» Exercise directions:
All of the entries need to be written out again, exactly as they are.

(Records contained in a dataset)

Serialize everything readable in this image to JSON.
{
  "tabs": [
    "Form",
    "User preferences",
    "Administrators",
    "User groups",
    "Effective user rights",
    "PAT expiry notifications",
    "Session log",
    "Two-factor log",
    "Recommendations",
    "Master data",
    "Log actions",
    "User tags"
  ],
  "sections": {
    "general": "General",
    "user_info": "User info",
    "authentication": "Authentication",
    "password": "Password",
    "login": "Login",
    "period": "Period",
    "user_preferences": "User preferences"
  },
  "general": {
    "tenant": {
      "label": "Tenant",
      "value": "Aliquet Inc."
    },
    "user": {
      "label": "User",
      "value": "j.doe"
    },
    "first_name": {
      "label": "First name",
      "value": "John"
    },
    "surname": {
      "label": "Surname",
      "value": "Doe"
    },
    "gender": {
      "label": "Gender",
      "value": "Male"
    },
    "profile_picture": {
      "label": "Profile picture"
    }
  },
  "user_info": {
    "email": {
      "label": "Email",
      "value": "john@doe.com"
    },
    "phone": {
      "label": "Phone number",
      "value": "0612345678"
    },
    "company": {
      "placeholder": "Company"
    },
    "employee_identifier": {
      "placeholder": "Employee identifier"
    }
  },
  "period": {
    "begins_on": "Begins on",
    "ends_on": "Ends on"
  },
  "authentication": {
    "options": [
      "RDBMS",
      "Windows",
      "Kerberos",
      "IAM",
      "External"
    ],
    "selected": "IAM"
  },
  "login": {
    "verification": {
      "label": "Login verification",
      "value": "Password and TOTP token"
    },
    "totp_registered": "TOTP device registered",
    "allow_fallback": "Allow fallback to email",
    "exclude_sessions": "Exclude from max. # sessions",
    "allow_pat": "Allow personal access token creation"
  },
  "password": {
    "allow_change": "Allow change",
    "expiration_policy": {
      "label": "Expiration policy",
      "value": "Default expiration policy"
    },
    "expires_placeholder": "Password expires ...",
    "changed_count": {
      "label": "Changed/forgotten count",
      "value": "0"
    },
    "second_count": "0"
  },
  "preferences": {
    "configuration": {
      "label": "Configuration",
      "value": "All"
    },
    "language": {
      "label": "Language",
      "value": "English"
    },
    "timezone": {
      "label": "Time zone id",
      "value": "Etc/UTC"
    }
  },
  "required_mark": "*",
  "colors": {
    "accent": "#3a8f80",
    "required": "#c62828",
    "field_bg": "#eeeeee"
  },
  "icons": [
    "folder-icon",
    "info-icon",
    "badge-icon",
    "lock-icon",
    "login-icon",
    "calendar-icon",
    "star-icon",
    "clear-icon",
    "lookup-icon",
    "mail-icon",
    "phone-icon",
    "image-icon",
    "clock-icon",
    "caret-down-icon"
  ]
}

» Result:
Serialize everything readable in this image to JSON.
{
  "tabs": [
    "Form",
    "User preferences",
    "Administrators",
    "User groups",
    "Effective user rights",
    "PAT expiry notifications",
    "Session log",
    "Two-factor log",
    "Recommendations",
    "Master data",
    "Log actions",
    "User tags"
  ],
  "sections": {
    "general": "General",
    "user_info": "User info",
    "authentication": "Authentication",
    "password": "Password",
    "login": "Login",
    "period": "Period",
    "user_preferences": "User preferences"
  },
  "general": {
    "tenant": {
      "label": "Tenant",
      "value": "Aliquet Inc."
    },
    "user": {
      "label": "User",
      "value": "j.doe"
    },
    "first_name": {
      "label": "First name",
      "value": "John"
    },
    "surname": {
      "label": "Surname",
      "value": "Doe"
    },
    "gender": {
      "label": "Gender",
      "value": "Male"
    },
    "profile_picture": {
      "label": "Profile picture"
    }
  },
  "user_info": {
    "email": {
      "label": "Email",
      "value": "john@doe.com"
    },
    "phone": {
      "label": "Phone number",
      "value": "0612345678"
    },
    "company": {
      "placeholder": "Company"
    },
    "employee_identifier": {
      "placeholder": "Employee identifier"
    }
  },
  "period": {
    "begins_on": "Begins on",
    "ends_on": "Ends on"
  },
  "authentication": {
    "options": [
      "RDBMS",
      "Windows",
      "Kerberos",
      "IAM",
      "External"
    ],
    "selected": "IAM"
  },
  "login": {
    "verification": {
      "label": "Login verification",
      "value": "Password and TOTP token"
    },
    "totp_registered": "TOTP device registered",
    "allow_fallback": "Allow fallback to email",
    "exclude_sessions": "Exclude from max. # sessions",
    "allow_pat": "Allow personal access token creation"
  },
  "password": {
    "allow_change": "Allow change",
    "expiration_policy": {
      "label": "Expiration policy",
      "value": "Default expiration policy"
    },
    "expires_placeholder": "Password expires ...",
    "changed_count": {
      "label": "Changed/forgotten count",
      "value": "0"
    },
    "second_count": "0"
  },
  "preferences": {
    "configuration": {
      "label": "Configuration",
      "value": "All"
    },
    "language": {
      "label": "Language",
      "value": "English"
    },
    "timezone": {
      "label": "Time zone id",
      "value": "Etc/UTC"
    }
  },
  "required_mark": "*",
  "colors": {
    "accent": "#3a8f80",
    "required": "#c62828",
    "field_bg": "#eeeeee"
  },
  "icons": [
    "folder-icon",
    "info-icon",
    "badge-icon",
    "lock-icon",
    "login-icon",
    "calendar-icon",
    "star-icon",
    "clear-icon",
    "lookup-icon",
    "mail-icon",
    "phone-icon",
    "image-icon",
    "clock-icon",
    "caret-down-icon"
  ]
}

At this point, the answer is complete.